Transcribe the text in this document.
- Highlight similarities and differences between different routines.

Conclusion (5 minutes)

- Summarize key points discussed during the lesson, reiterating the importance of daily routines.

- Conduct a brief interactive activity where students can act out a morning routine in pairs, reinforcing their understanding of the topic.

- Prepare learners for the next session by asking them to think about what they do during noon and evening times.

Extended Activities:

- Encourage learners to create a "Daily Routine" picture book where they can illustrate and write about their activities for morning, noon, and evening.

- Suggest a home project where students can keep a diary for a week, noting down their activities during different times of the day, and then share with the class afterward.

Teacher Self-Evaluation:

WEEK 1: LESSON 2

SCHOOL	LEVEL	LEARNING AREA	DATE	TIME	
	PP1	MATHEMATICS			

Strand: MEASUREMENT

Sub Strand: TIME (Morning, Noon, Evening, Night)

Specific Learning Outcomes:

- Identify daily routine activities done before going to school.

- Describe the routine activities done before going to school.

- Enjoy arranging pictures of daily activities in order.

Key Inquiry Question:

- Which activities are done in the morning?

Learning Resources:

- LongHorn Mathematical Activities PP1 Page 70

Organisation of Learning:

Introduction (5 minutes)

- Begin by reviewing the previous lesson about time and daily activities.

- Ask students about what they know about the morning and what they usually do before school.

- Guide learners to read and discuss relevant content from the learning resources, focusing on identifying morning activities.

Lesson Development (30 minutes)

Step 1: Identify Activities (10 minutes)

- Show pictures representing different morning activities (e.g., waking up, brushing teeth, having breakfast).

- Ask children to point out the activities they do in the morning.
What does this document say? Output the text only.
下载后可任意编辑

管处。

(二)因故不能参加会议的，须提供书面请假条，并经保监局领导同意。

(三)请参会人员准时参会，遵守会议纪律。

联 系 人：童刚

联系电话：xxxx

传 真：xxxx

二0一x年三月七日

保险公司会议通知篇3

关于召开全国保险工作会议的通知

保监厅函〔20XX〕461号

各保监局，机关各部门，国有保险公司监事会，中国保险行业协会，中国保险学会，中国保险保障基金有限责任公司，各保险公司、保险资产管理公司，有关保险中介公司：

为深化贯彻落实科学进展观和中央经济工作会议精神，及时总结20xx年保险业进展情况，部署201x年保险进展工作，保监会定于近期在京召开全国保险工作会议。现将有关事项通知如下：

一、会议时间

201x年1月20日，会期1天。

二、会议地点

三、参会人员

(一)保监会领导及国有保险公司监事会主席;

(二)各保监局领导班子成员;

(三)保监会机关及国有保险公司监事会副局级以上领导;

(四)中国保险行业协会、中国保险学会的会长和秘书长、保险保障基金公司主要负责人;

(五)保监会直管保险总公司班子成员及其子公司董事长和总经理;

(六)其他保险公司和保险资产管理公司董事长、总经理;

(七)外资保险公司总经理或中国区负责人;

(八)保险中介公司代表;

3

=-=-=-=-=

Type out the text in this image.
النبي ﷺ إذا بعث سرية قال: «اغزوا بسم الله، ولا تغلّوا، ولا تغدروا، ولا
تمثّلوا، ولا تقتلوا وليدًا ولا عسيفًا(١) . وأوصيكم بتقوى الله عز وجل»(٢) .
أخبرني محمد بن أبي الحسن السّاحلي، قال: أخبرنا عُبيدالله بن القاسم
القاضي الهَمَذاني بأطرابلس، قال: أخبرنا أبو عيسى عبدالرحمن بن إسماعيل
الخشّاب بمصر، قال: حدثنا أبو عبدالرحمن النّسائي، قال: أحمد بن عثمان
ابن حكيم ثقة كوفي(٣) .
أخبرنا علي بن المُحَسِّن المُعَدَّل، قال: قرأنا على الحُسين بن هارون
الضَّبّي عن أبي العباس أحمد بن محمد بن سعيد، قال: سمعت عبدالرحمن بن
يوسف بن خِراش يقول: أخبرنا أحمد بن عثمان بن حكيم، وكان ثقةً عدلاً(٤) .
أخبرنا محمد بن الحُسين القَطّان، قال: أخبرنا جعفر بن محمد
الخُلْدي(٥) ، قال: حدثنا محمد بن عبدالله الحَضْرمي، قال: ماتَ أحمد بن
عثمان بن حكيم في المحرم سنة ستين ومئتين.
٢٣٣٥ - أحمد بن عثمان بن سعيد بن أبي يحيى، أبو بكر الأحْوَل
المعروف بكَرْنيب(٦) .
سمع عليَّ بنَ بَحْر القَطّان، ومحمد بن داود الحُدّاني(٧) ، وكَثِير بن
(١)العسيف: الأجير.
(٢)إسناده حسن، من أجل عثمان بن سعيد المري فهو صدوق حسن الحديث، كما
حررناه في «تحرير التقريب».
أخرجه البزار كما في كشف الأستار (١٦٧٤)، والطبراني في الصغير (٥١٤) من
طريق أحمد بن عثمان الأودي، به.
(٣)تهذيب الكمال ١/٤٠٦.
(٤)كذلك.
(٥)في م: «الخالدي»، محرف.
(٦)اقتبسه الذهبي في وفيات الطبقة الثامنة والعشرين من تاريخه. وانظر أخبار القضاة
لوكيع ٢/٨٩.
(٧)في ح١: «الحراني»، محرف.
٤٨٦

=-=-=-=-=

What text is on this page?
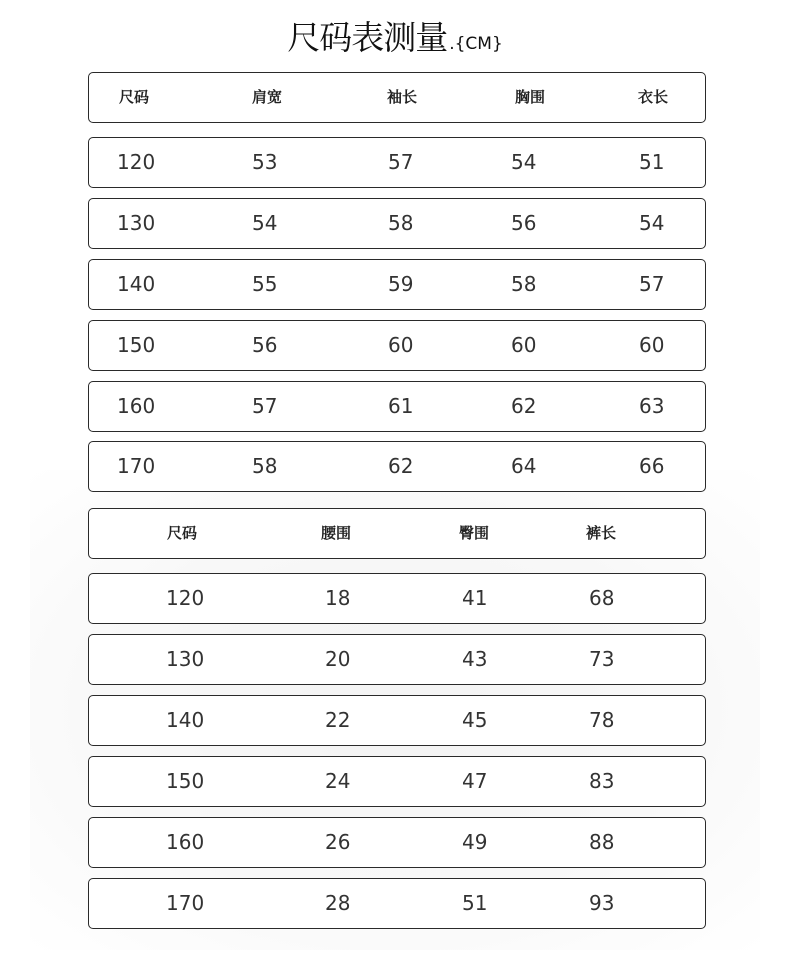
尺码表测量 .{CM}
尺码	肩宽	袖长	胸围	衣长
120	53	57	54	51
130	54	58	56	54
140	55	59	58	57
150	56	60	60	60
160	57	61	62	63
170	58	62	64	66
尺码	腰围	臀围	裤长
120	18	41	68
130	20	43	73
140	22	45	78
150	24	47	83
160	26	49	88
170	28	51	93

=-=-=-=-=

_Task instructions_
Your task is to gather every line with the word "times" and copy it.

_Response to the exercise_
- Prepare learners for the next session by asking them to think about what they do during noon and evening times.
- Suggest a home project where students can keep a diary for a week, noting down their activities during different times of the day, and then share with the class afterward.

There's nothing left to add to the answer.